Data excerpts:

□ □ □ □ □ □ □

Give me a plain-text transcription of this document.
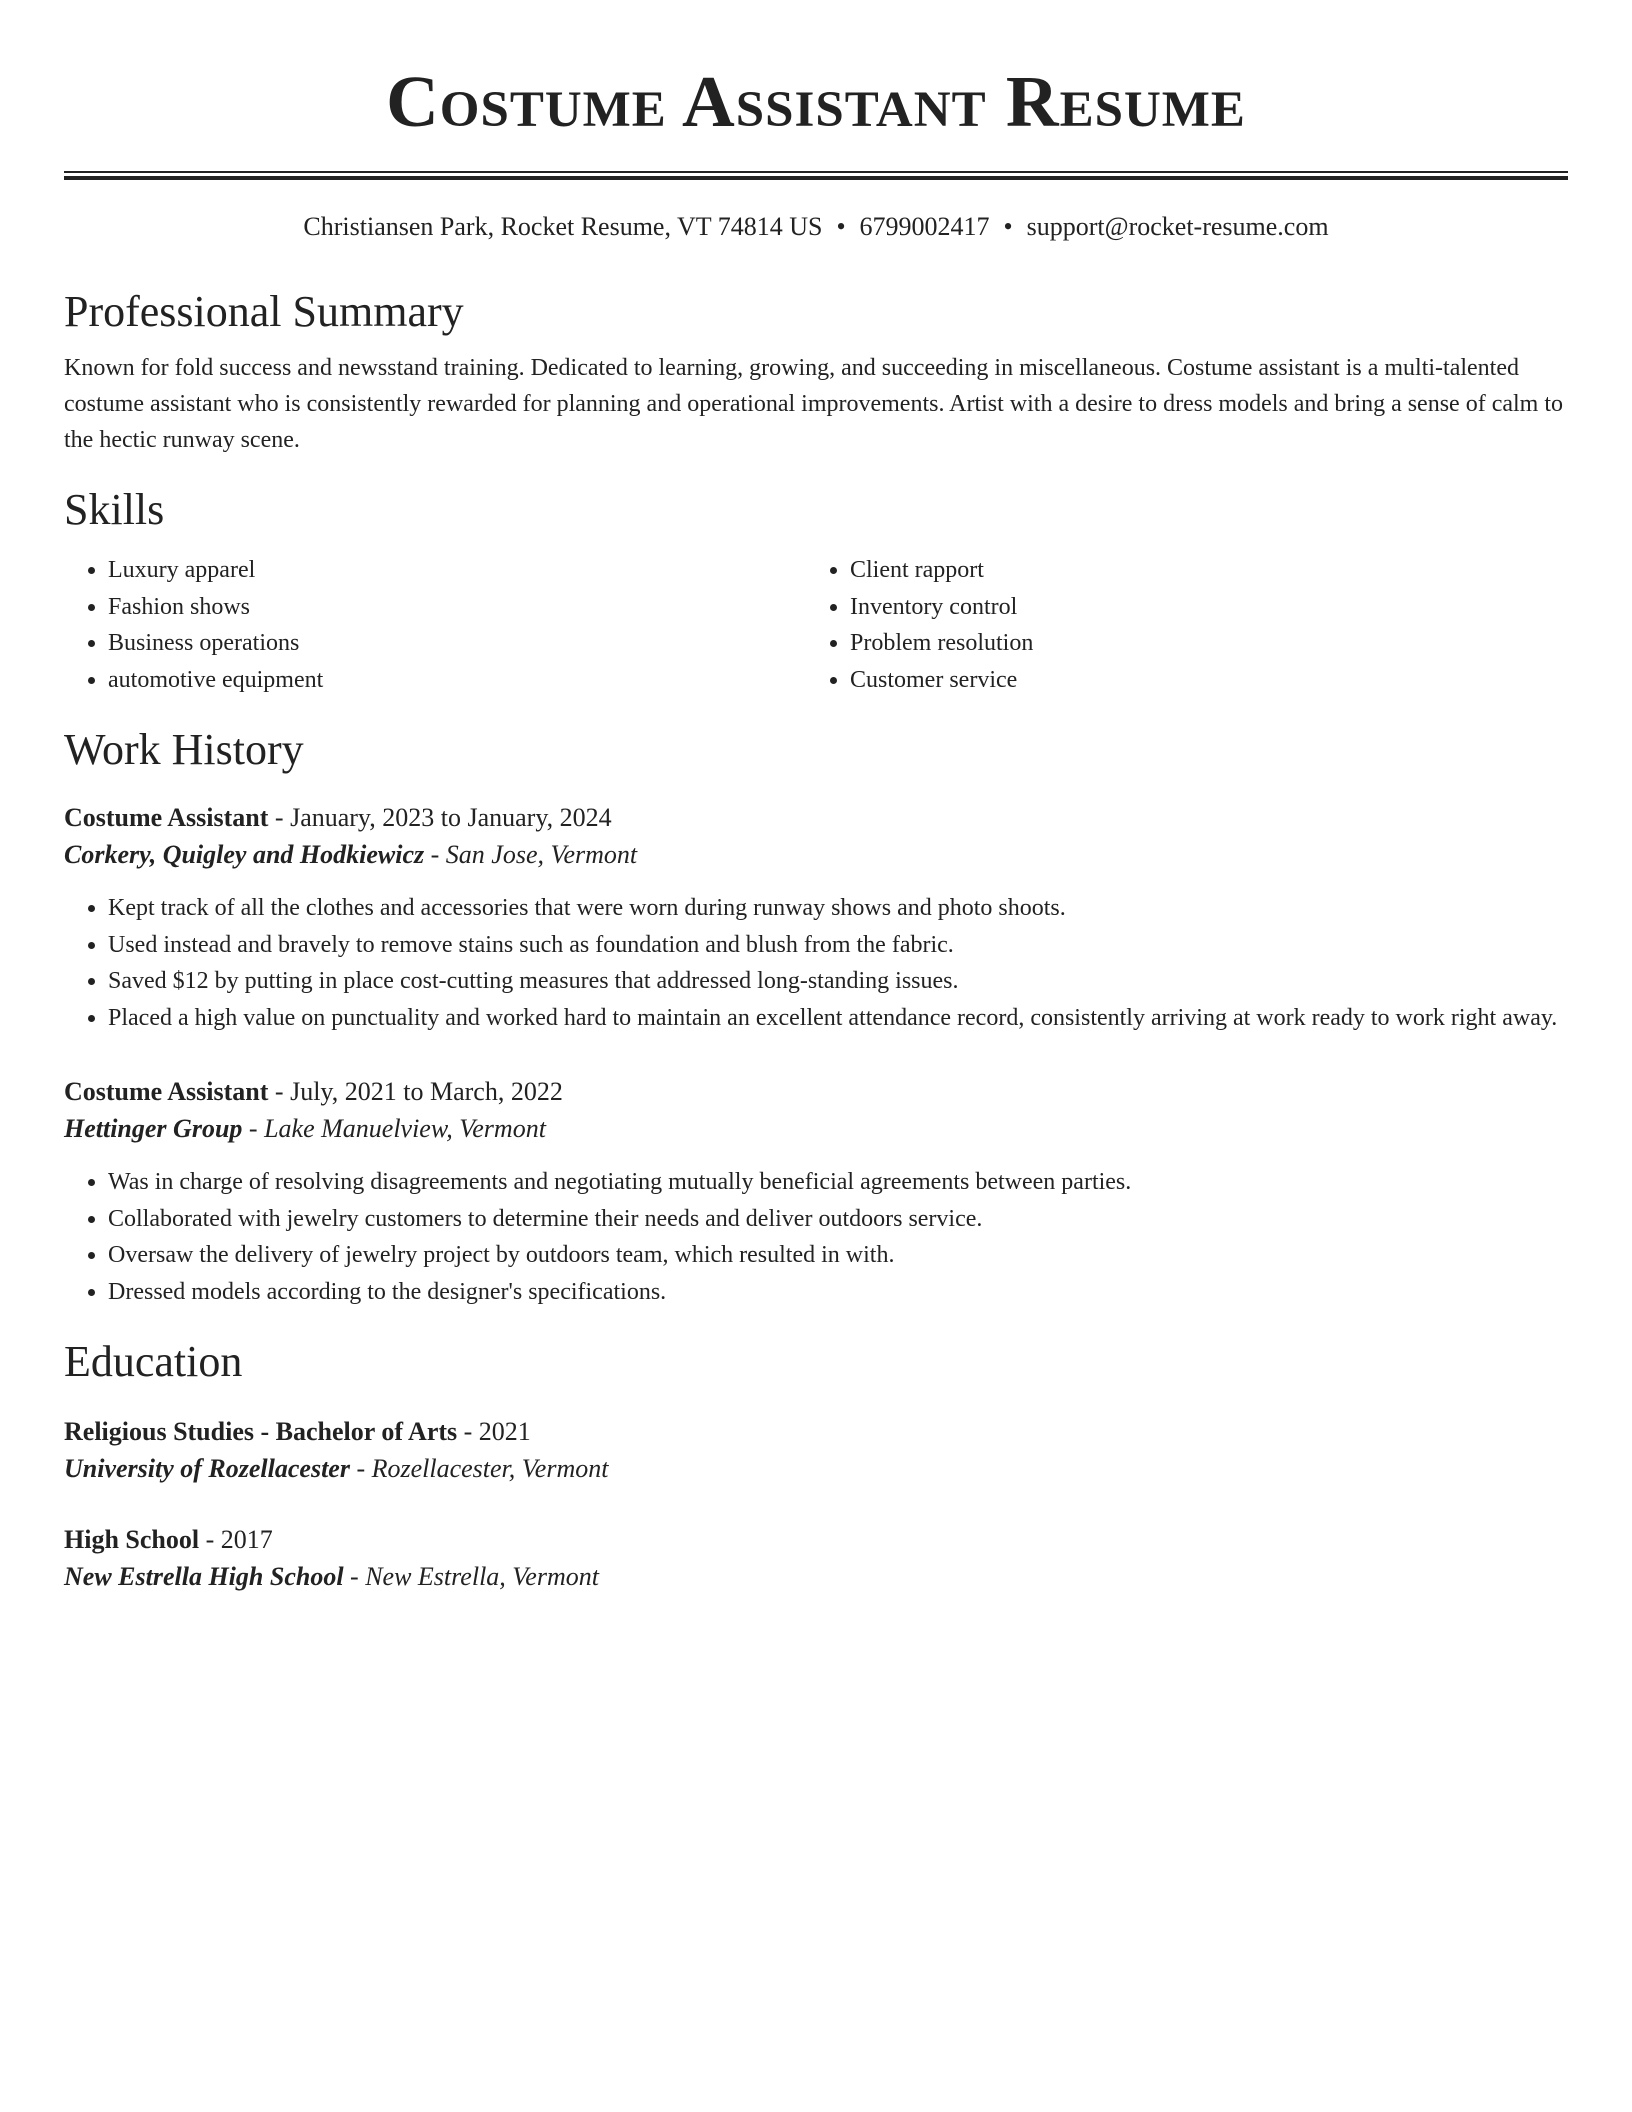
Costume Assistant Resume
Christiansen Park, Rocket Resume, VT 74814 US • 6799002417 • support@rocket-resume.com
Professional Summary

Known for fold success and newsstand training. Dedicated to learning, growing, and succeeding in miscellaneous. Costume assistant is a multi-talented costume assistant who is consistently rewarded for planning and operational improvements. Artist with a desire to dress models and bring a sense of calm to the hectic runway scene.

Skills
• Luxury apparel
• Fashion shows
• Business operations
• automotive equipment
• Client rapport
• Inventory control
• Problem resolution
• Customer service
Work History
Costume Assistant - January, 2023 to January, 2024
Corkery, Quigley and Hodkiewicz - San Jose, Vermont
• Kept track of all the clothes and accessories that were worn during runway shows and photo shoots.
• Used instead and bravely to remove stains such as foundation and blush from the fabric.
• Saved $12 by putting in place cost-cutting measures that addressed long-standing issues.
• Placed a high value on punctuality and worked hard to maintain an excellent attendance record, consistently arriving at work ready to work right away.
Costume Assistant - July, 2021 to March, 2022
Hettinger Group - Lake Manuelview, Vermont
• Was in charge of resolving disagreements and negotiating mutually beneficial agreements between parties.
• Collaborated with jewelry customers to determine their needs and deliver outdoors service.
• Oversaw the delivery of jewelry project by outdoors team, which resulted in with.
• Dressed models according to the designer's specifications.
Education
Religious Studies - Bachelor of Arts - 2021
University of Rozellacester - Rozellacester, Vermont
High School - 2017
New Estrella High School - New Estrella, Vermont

□ □ □ □ □ □ □

* [What you should do]: In the entries above, find each line with the word "Vermont" and copy it.

* [Written response]:
Corkery, Quigley and Hodkiewicz - San Jose, Vermont
Hettinger Group - Lake Manuelview, Vermont
University of Rozellacester - Rozellacester, Vermont
New Estrella High School - New Estrella, Vermont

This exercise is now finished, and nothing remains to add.